* **What to produce**
Copy out each line below exactly as it appears.

[Data entries]
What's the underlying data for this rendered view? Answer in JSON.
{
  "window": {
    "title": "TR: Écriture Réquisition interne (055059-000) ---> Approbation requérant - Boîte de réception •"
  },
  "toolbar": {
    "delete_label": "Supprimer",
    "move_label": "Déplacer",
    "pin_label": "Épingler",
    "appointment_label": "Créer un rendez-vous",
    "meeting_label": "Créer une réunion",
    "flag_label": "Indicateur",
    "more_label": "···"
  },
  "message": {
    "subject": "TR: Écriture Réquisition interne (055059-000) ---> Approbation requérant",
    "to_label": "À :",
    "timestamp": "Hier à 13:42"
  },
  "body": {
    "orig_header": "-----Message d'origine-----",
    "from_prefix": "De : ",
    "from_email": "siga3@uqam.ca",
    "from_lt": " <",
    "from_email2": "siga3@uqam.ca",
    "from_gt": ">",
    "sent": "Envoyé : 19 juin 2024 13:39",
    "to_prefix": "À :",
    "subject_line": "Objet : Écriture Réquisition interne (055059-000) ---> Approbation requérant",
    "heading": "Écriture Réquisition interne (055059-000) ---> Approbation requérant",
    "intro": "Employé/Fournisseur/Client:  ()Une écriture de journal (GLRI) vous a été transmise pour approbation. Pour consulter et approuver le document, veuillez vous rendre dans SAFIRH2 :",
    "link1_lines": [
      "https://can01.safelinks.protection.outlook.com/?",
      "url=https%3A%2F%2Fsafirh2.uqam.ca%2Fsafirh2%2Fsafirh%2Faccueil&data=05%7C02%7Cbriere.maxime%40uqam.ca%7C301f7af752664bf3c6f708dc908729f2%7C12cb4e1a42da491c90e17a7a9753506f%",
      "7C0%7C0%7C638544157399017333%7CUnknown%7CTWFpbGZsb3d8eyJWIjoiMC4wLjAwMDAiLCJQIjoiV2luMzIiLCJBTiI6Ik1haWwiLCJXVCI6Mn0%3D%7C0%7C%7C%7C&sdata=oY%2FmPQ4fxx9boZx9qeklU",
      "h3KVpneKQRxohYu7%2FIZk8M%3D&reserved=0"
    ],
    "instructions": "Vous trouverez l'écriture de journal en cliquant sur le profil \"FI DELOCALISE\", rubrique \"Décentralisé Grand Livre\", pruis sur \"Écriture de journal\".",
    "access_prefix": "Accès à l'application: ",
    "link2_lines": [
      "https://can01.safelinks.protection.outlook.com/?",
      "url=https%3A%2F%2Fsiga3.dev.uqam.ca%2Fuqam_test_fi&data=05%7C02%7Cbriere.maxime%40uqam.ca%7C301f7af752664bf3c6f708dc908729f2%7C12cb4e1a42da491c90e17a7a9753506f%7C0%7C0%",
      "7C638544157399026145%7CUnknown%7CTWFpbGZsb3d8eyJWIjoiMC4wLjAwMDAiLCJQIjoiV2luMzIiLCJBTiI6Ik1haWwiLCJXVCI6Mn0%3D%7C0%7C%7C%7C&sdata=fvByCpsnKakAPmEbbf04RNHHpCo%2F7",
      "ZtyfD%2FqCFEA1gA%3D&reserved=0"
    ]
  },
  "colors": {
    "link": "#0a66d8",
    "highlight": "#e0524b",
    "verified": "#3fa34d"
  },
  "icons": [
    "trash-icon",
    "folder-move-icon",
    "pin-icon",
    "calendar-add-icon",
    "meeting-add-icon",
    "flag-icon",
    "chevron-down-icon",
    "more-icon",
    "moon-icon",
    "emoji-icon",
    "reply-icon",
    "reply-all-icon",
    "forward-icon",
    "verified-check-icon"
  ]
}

* **Result for this task**
What's the underlying data for this rendered view? Answer in JSON.
{
  "window": {
    "title": "TR: Écriture Réquisition interne (055059-000) ---> Approbation requérant - Boîte de réception •"
  },
  "toolbar": {
    "delete_label": "Supprimer",
    "move_label": "Déplacer",
    "pin_label": "Épingler",
    "appointment_label": "Créer un rendez-vous",
    "meeting_label": "Créer une réunion",
    "flag_label": "Indicateur",
    "more_label": "···"
  },
  "message": {
    "subject": "TR: Écriture Réquisition interne (055059-000) ---> Approbation requérant",
    "to_label": "À :",
    "timestamp": "Hier à 13:42"
  },
  "body": {
    "orig_header": "-----Message d'origine-----",
    "from_prefix": "De : ",
    "from_email": "siga3@uqam.ca",
    "from_lt": " <",
    "from_email2": "siga3@uqam.ca",
    "from_gt": ">",
    "sent": "Envoyé : 19 juin 2024 13:39",
    "to_prefix": "À :",
    "subject_line": "Objet : Écriture Réquisition interne (055059-000) ---> Approbation requérant",
    "heading": "Écriture Réquisition interne (055059-000) ---> Approbation requérant",
    "intro": "Employé/Fournisseur/Client:  ()Une écriture de journal (GLRI) vous a été transmise pour approbation. Pour consulter et approuver le document, veuillez vous rendre dans SAFIRH2 :",
    "link1_lines": [
      "https://can01.safelinks.protection.outlook.com/?",
      "url=https%3A%2F%2Fsafirh2.uqam.ca%2Fsafirh2%2Fsafirh%2Faccueil&data=05%7C02%7Cbriere.maxime%40uqam.ca%7C301f7af752664bf3c6f708dc908729f2%7C12cb4e1a42da491c90e17a7a9753506f%",
      "7C0%7C0%7C638544157399017333%7CUnknown%7CTWFpbGZsb3d8eyJWIjoiMC4wLjAwMDAiLCJQIjoiV2luMzIiLCJBTiI6Ik1haWwiLCJXVCI6Mn0%3D%7C0%7C%7C%7C&sdata=oY%2FmPQ4fxx9boZx9qeklU",
      "h3KVpneKQRxohYu7%2FIZk8M%3D&reserved=0"
    ],
    "instructions": "Vous trouverez l'écriture de journal en cliquant sur le profil \"FI DELOCALISE\", rubrique \"Décentralisé Grand Livre\", pruis sur \"Écriture de journal\".",
    "access_prefix": "Accès à l'application: ",
    "link2_lines": [
      "https://can01.safelinks.protection.outlook.com/?",
      "url=https%3A%2F%2Fsiga3.dev.uqam.ca%2Fuqam_test_fi&data=05%7C02%7Cbriere.maxime%40uqam.ca%7C301f7af752664bf3c6f708dc908729f2%7C12cb4e1a42da491c90e17a7a9753506f%7C0%7C0%",
      "7C638544157399026145%7CUnknown%7CTWFpbGZsb3d8eyJWIjoiMC4wLjAwMDAiLCJQIjoiV2luMzIiLCJBTiI6Ik1haWwiLCJXVCI6Mn0%3D%7C0%7C%7C%7C&sdata=fvByCpsnKakAPmEbbf04RNHHpCo%2F7",
      "ZtyfD%2FqCFEA1gA%3D&reserved=0"
    ]
  },
  "colors": {
    "link": "#0a66d8",
    "highlight": "#e0524b",
    "verified": "#3fa34d"
  },
  "icons": [
    "trash-icon",
    "folder-move-icon",
    "pin-icon",
    "calendar-add-icon",
    "meeting-add-icon",
    "flag-icon",
    "chevron-down-icon",
    "more-icon",
    "moon-icon",
    "emoji-icon",
    "reply-icon",
    "reply-all-icon",
    "forward-icon",
    "verified-check-icon"
  ]
}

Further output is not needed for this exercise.